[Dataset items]
--- Begin ---

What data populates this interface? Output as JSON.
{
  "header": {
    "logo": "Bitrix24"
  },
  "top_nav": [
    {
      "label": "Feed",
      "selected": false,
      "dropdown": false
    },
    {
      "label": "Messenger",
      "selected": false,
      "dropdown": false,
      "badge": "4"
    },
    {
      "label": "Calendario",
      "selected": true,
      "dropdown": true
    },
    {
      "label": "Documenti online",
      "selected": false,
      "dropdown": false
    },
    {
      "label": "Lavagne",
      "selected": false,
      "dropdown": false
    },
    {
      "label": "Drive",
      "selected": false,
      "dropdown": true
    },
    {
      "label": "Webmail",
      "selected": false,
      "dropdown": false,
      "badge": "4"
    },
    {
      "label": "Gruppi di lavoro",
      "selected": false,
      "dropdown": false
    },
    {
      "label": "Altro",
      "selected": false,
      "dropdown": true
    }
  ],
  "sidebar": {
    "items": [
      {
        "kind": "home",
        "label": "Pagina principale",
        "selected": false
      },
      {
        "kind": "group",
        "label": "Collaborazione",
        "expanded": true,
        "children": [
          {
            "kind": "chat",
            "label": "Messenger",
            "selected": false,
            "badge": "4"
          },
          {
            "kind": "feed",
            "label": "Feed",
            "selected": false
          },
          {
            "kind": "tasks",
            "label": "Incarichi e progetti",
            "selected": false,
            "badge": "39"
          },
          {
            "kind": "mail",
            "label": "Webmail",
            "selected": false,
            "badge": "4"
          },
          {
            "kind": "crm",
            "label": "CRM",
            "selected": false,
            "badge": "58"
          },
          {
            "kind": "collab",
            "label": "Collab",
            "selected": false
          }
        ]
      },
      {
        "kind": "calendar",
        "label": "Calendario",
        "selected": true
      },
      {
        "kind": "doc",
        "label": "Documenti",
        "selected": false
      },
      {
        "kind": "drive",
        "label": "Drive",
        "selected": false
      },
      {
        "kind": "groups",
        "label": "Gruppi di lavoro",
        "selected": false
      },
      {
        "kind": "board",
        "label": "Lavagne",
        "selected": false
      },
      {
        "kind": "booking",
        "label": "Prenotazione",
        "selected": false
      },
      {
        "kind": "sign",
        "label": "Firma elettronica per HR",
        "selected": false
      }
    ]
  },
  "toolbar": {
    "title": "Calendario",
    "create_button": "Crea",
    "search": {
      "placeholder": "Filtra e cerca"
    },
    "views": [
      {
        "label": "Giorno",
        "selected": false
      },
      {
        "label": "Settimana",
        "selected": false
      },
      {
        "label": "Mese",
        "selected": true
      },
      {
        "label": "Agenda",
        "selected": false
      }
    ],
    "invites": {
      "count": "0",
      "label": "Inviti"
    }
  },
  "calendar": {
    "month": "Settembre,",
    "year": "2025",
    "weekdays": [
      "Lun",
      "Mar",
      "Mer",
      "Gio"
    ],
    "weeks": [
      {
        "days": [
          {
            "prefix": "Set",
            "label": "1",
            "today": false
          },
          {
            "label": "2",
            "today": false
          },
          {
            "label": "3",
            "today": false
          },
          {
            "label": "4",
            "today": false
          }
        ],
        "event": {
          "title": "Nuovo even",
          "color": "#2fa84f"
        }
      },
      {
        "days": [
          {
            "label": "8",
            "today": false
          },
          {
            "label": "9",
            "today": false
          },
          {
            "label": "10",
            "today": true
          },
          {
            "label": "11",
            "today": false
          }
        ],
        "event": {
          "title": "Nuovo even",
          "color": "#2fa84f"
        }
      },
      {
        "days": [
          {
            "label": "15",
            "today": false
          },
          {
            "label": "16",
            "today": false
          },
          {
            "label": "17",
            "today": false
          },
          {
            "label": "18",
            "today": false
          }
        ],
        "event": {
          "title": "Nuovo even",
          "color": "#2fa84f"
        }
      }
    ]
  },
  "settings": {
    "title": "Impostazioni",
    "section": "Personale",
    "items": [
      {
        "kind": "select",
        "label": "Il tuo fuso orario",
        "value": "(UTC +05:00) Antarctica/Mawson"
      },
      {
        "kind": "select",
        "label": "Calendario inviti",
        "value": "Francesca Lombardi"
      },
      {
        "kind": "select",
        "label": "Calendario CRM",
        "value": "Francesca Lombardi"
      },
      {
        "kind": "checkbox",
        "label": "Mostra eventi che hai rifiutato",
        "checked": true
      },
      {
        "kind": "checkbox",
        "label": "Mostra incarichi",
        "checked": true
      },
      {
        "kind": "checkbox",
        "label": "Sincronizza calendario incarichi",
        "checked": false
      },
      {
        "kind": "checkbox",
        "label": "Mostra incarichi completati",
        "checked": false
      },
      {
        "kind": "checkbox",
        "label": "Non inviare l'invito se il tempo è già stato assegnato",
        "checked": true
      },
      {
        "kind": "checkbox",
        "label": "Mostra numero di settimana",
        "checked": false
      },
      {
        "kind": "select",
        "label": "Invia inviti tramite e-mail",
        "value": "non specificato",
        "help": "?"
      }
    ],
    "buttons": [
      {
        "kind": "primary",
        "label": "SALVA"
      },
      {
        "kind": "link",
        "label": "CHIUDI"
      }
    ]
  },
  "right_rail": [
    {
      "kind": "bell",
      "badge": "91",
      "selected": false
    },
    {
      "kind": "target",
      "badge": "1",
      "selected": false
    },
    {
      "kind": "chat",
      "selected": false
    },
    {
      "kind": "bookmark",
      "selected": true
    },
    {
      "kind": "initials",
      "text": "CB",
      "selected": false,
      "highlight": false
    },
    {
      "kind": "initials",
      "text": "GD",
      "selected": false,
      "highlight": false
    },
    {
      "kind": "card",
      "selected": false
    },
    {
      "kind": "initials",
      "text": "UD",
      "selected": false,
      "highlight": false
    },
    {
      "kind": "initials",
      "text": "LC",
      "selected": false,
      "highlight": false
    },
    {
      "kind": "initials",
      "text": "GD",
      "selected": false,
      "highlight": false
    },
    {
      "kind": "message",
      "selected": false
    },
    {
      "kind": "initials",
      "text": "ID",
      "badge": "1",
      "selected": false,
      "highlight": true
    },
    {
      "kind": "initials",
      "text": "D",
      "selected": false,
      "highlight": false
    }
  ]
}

--- End ---

_The request:_ Extract all of the material exactly as it is written.

_Answer to the exercise:_
What data populates this interface? Output as JSON.
{
  "header": {
    "logo": "Bitrix24"
  },
  "top_nav": [
    {
      "label": "Feed",
      "selected": false,
      "dropdown": false
    },
    {
      "label": "Messenger",
      "selected": false,
      "dropdown": false,
      "badge": "4"
    },
    {
      "label": "Calendario",
      "selected": true,
      "dropdown": true
    },
    {
      "label": "Documenti online",
      "selected": false,
      "dropdown": false
    },
    {
      "label": "Lavagne",
      "selected": false,
      "dropdown": false
    },
    {
      "label": "Drive",
      "selected": false,
      "dropdown": true
    },
    {
      "label": "Webmail",
      "selected": false,
      "dropdown": false,
      "badge": "4"
    },
    {
      "label": "Gruppi di lavoro",
      "selected": false,
      "dropdown": false
    },
    {
      "label": "Altro",
      "selected": false,
      "dropdown": true
    }
  ],
  "sidebar": {
    "items": [
      {
        "kind": "home",
        "label": "Pagina principale",
        "selected": false
      },
      {
        "kind": "group",
        "label": "Collaborazione",
        "expanded": true,
        "children": [
          {
            "kind": "chat",
            "label": "Messenger",
            "selected": false,
            "badge": "4"
          },
          {
            "kind": "feed",
            "label": "Feed",
            "selected": false
          },
          {
            "kind": "tasks",
            "label": "Incarichi e progetti",
            "selected": false,
            "badge": "39"
          },
          {
            "kind": "mail",
            "label": "Webmail",
            "selected": false,
            "badge": "4"
          },
          {
            "kind": "crm",
            "label": "CRM",
            "selected": false,
            "badge": "58"
          },
          {
            "kind": "collab",
            "label": "Collab",
            "selected": false
          }
        ]
      },
      {
        "kind": "calendar",
        "label": "Calendario",
        "selected": true
      },
      {
        "kind": "doc",
        "label": "Documenti",
        "selected": false
      },
      {
        "kind": "drive",
        "label": "Drive",
        "selected": false
      },
      {
        "kind": "groups",
        "label": "Gruppi di lavoro",
        "selected": false
      },
      {
        "kind": "board",
        "label": "Lavagne",
        "selected": false
      },
      {
        "kind": "booking",
        "label": "Prenotazione",
        "selected": false
      },
      {
        "kind": "sign",
        "label": "Firma elettronica per HR",
        "selected": false
      }
    ]
  },
  "toolbar": {
    "title": "Calendario",
    "create_button": "Crea",
    "search": {
      "placeholder": "Filtra e cerca"
    },
    "views": [
      {
        "label": "Giorno",
        "selected": false
      },
      {
        "label": "Settimana",
        "selected": false
      },
      {
        "label": "Mese",
        "selected": true
      },
      {
        "label": "Agenda",
        "selected": false
      }
    ],
    "invites": {
      "count": "0",
      "label": "Inviti"
    }
  },
  "calendar": {
    "month": "Settembre,",
    "year": "2025",
    "weekdays": [
      "Lun",
      "Mar",
      "Mer",
      "Gio"
    ],
    "weeks": [
      {
        "days": [
          {
            "prefix": "Set",
            "label": "1",
            "today": false
          },
          {
            "label": "2",
            "today": false
          },
          {
            "label": "3",
            "today": false
          },
          {
            "label": "4",
            "today": false
          }
        ],
        "event": {
          "title": "Nuovo even",
          "color": "#2fa84f"
        }
      },
      {
        "days": [
          {
            "label": "8",
            "today": false
          },
          {
            "label": "9",
            "today": false
          },
          {
            "label": "10",
            "today": true
          },
          {
            "label": "11",
            "today": false
          }
        ],
        "event": {
          "title": "Nuovo even",
          "color": "#2fa84f"
        }
      },
      {
        "days": [
          {
            "label": "15",
            "today": false
          },
          {
            "label": "16",
            "today": false
          },
          {
            "label": "17",
            "today": false
          },
          {
            "label": "18",
            "today": false
          }
        ],
        "event": {
          "title": "Nuovo even",
          "color": "#2fa84f"
        }
      }
    ]
  },
  "settings": {
    "title": "Impostazioni",
    "section": "Personale",
    "items": [
      {
        "kind": "select",
        "label": "Il tuo fuso orario",
        "value": "(UTC +05:00) Antarctica/Mawson"
      },
      {
        "kind": "select",
        "label": "Calendario inviti",
        "value": "Francesca Lombardi"
      },
      {
        "kind": "select",
        "label": "Calendario CRM",
        "value": "Francesca Lombardi"
      },
      {
        "kind": "checkbox",
        "label": "Mostra eventi che hai rifiutato",
        "checked": true
      },
      {
        "kind": "checkbox",
        "label": "Mostra incarichi",
        "checked": true
      },
      {
        "kind": "checkbox",
        "label": "Sincronizza calendario incarichi",
        "checked": false
      },
      {
        "kind": "checkbox",
        "label": "Mostra incarichi completati",
        "checked": false
      },
      {
        "kind": "checkbox",
        "label": "Non inviare l'invito se il tempo è già stato assegnato",
        "checked": true
      },
      {
        "kind": "checkbox",
        "label": "Mostra numero di settimana",
        "checked": false
      },
      {
        "kind": "select",
        "label": "Invia inviti tramite e-mail",
        "value": "non specificato",
        "help": "?"
      }
    ],
    "buttons": [
      {
        "kind": "primary",
        "label": "SALVA"
      },
      {
        "kind": "link",
        "label": "CHIUDI"
      }
    ]
  },
  "right_rail": [
    {
      "kind": "bell",
      "badge": "91",
      "selected": false
    },
    {
      "kind": "target",
      "badge": "1",
      "selected": false
    },
    {
      "kind": "chat",
      "selected": false
    },
    {
      "kind": "bookmark",
      "selected": true
    },
    {
      "kind": "initials",
      "text": "CB",
      "selected": false,
      "highlight": false
    },
    {
      "kind": "initials",
      "text": "GD",
      "selected": false,
      "highlight": false
    },
    {
      "kind": "card",
      "selected": false
    },
    {
      "kind": "initials",
      "text": "UD",
      "selected": false,
      "highlight": false
    },
    {
      "kind": "initials",
      "text": "LC",
      "selected": false,
      "highlight": false
    },
    {
      "kind": "initials",
      "text": "GD",
      "selected": false,
      "highlight": false
    },
    {
      "kind": "message",
      "selected": false
    },
    {
      "kind": "initials",
      "text": "ID",
      "badge": "1",
      "selected": false,
      "highlight": true
    },
    {
      "kind": "initials",
      "text": "D",
      "selected": false,
      "highlight": false
    }
  ]
}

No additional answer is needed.